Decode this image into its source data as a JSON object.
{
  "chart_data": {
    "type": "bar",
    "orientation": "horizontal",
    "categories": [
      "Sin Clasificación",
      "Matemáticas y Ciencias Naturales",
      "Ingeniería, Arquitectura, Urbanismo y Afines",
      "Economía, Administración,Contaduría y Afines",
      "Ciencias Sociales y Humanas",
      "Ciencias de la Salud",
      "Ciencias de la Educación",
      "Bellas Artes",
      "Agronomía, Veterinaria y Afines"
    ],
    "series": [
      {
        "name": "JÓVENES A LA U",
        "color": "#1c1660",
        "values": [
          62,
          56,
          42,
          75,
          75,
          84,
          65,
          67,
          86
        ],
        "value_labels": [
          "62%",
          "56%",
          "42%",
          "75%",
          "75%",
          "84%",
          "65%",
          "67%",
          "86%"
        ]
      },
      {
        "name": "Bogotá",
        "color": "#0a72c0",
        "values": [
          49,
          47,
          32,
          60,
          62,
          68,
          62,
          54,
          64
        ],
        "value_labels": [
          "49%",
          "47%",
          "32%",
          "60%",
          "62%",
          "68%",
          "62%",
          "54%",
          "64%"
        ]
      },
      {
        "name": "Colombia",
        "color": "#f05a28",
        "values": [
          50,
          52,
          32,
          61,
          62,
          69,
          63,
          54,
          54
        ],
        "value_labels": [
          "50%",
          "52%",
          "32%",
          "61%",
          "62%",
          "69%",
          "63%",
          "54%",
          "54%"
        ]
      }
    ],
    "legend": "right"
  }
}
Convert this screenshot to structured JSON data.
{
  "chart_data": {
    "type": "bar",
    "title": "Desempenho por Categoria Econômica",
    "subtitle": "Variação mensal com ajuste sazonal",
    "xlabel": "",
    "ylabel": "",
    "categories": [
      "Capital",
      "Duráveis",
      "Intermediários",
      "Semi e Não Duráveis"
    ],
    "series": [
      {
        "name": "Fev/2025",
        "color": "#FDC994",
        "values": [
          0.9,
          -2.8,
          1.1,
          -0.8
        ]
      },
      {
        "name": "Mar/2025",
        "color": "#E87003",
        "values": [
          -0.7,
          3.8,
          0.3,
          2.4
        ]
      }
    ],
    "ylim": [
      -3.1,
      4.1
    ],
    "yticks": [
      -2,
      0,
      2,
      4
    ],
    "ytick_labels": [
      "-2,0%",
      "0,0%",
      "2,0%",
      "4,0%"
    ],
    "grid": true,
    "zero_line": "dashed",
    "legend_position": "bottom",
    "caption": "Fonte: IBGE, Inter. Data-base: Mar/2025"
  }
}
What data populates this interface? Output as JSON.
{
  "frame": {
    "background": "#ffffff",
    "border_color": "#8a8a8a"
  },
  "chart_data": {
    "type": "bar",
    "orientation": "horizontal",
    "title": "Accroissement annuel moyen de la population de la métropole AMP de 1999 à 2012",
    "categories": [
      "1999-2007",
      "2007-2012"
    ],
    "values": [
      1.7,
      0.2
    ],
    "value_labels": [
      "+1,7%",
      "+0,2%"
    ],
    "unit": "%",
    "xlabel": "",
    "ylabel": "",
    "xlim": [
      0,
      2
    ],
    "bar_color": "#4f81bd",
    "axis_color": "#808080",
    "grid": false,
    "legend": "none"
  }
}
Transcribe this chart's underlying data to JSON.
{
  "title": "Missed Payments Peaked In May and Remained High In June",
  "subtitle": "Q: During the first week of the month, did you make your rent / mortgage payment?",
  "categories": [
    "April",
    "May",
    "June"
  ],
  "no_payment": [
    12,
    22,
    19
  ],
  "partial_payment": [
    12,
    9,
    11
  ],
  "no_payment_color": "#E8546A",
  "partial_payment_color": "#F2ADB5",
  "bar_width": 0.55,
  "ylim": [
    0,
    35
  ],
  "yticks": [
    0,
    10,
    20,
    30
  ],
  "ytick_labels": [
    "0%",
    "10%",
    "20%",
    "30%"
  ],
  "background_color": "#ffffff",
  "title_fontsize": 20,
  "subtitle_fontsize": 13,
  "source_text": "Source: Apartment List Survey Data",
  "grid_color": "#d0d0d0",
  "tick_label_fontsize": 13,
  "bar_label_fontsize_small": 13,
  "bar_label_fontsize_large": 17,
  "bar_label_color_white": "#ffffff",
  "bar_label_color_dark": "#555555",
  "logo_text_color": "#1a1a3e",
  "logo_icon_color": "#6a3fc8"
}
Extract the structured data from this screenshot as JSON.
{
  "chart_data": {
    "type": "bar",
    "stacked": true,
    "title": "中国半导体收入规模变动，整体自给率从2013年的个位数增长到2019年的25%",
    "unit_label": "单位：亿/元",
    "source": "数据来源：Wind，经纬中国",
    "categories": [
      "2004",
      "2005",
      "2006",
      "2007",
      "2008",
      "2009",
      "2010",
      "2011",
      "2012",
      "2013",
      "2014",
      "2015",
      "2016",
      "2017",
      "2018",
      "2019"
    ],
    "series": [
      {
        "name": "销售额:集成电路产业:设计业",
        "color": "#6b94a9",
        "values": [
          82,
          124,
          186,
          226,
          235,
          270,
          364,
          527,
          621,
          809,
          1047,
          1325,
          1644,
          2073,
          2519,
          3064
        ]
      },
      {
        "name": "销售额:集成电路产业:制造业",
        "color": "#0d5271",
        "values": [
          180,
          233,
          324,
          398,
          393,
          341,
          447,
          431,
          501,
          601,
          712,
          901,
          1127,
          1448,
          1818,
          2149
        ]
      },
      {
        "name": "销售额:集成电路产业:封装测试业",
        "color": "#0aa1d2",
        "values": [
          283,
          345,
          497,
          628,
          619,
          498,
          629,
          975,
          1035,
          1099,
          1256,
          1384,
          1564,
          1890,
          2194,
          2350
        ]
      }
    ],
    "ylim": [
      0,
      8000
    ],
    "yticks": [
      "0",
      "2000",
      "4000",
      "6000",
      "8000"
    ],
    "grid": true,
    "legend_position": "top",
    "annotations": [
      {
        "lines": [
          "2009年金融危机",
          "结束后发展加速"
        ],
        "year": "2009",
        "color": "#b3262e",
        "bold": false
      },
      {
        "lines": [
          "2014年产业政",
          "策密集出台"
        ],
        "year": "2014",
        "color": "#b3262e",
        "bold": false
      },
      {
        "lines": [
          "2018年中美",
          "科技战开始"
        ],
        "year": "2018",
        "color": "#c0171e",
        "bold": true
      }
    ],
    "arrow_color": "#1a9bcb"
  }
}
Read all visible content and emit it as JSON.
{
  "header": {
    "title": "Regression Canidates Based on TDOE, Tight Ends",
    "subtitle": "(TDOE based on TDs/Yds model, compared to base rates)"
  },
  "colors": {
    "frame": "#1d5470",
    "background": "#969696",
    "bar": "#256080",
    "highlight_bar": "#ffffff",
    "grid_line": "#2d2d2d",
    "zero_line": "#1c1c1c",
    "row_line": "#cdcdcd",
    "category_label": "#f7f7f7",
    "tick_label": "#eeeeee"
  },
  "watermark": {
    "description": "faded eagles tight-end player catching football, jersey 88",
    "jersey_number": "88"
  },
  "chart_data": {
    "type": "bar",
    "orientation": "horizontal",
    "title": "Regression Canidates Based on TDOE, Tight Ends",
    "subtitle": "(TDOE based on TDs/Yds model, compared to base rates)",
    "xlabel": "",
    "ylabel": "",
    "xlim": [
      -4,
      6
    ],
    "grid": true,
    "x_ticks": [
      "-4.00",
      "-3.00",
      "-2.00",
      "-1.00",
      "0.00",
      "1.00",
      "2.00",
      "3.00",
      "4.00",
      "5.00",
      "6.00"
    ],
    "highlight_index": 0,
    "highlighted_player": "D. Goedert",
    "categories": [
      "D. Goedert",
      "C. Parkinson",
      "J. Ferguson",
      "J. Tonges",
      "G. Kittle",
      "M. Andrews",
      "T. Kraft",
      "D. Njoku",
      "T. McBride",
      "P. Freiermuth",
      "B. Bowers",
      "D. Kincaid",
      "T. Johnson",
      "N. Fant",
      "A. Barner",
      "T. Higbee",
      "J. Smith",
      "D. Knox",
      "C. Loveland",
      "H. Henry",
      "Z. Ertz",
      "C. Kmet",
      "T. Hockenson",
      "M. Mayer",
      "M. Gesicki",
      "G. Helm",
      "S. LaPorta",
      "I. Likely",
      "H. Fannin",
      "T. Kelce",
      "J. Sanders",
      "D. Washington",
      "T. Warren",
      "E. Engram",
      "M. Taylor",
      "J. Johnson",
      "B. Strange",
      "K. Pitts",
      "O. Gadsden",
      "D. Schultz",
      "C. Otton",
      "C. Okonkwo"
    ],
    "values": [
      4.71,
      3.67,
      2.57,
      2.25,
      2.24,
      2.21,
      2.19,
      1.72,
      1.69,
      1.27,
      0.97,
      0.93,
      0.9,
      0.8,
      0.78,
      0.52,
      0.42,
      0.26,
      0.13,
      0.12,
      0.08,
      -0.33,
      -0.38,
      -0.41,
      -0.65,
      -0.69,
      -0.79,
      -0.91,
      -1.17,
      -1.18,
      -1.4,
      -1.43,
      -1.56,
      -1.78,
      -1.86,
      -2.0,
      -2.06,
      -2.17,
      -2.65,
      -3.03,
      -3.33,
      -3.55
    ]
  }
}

==*==

■ TASK STATEMENT
Identify all lines in the records above with the word "compared".

■ RESPONSE
    "subtitle": "(TDOE based on TDs/Yds model, compared to base rates)"
    "subtitle": "(TDOE based on TDs/Yds model, compared to base rates)",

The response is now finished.